**** Fragmento del texto ****
Cataratas del Niágara




Cataratas del Niágara

Una masa humana. Un sonido profundo de toneladas de agua lanzándose al vacío. Una multitud de curiosos con sus móviles en posición de ataque. Un espléndido día, a veces enturbiado por nubarrones. Un manto infinito de agua, aunque de sólo 64 metros de altura, que impactaba en el lecho del río de manera salvaje, como un estruendo. Parejas y parejas agarradas de la mano, mirada emocionada. Calificativos de ‘wonderful’ (maravillosa) o ‘awesome’ (impresionante), y una jauría de chinos asomada al balcón ‘de las brujas’ (balaustrada protectora).
Así definiría, ahora, aquella visión de las cataratas del Niágara el viajero insatisfecho. Pero ¿por qué ‘niágara’?. Lo mismo que ocurría con las famosas cataratas Victoria del río Zambeze, llamadas por los locales Mosi-oa-Tunya, que significaba ‘el humo que truena’, este salto americano del ‘Niágara’ venía a significar, en la lengua iroquesa, ‘trueno de agua’. Similar ¿no?.
Masa de gente en las cataratas

Este famoso salto no era de los más altos del mundo, según el libro-guía, ocupaba el puesto 50 a nivel mundial, pero sí el único con semejante caudal de agua. Según este mismo libro “de día y de noche, y en cualquier época del año, las cataratas impresionan: 12 millones de visitantes al año no pueden equivocarse” (o sí, añadiría).
Y sí, hacía un espléndido día (aunque por un momento y a primeras horas de la mañana, lo enturbiaron unas tímidas gotas de agua), cuando el autobús que les trasladaba desde Toronto estacionaba en un parking cercano al salto. Sorprendían los 4 o 5 rascacielos que acampaban al lado -hotel Marriot, incluido- ¿Qué hacen estos ‘mamotretos’ asaltando la belleza de la naturaleza?. Pues sí, así es y será -supone- el carácter de este pueblo americano. ¡Qué más da que sea canadiense o estadounidense a la hora de encontrar negocio! Con aquella impactante catarata, el espectáculo estaba servido.
**** Datos mostrados ****
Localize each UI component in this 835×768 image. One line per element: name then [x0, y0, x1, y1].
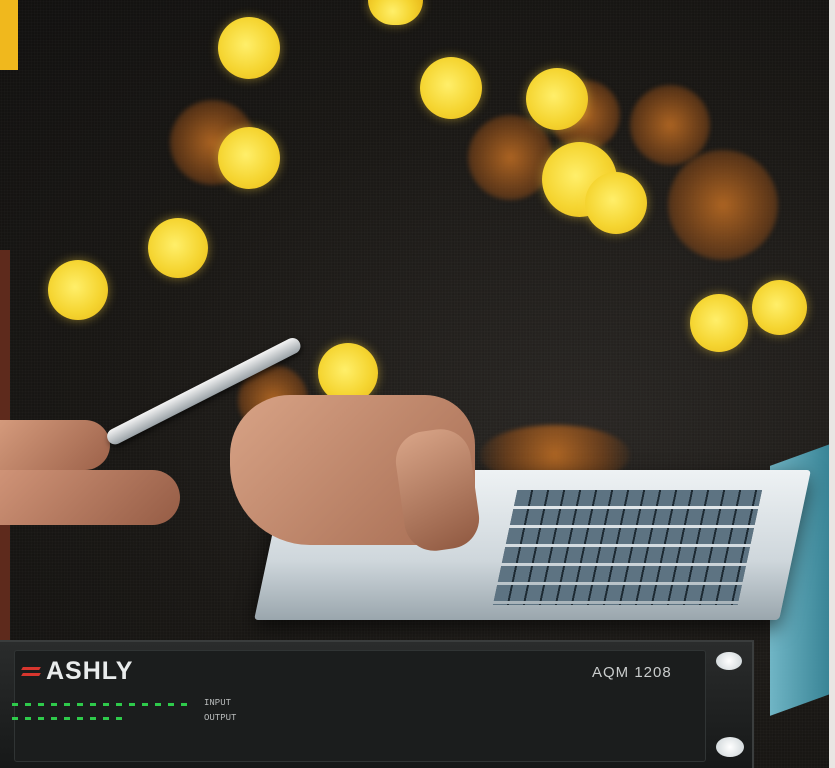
****
## Tareas pendientes
• a. Indica si cada frase coincide con el texto sobre las cataratas del Niágara. Responde sí o no y cita tal cual las palabras del texto que lo deciden.
(i) Las cataratas del Niágara están entre las más altas del mundo.
(ii) En lengua iroquesa, "Niágara" viene a significar "trueno de agua".
(iii) El autobús salió desde Toronto.
• b. Reescribe el texto sobre las cataratas del Niágara empezando por "Este famoso salto" y siguiendo hasta "(o sí, añadiría).", y cambia "visitantes" por "turistas".
• c. Responde estas preguntas sobre el texto de las cataratas del Niágara:
(i) ¿Cuántos metros de altura tiene el salto de agua?
(ii) ¿Qué puesto ocupa en el mundo, según el libro-guía?
(iii) ¿Cómo llaman los locales a las cataratas Victoria del río Zambeze?
No hace falta usar el material.

## Respuestas por tarea
• a.
(i) No: "Este famoso salto no era de los más altos del mundo".
(ii) Sí: "venía a significar, en la lengua iroquesa, ‘trueno de agua’".
(iii) Sí: "el autobús que les trasladaba desde Toronto".

• b.
Este famoso salto no era de los más altos del mundo, según el libro-guía, ocupaba el puesto 50 a nivel mundial, pero sí el único con semejante caudal de agua. Según este mismo libro “de día y de noche, y en cualquier época del año, las cataratas impresionan: 12 millones de turistas al año no pueden equivocarse” (o sí, añadiría).

• c.
(i) 64 metros.
(ii) El puesto 50.
(iii) Mosi-oa-Tunya.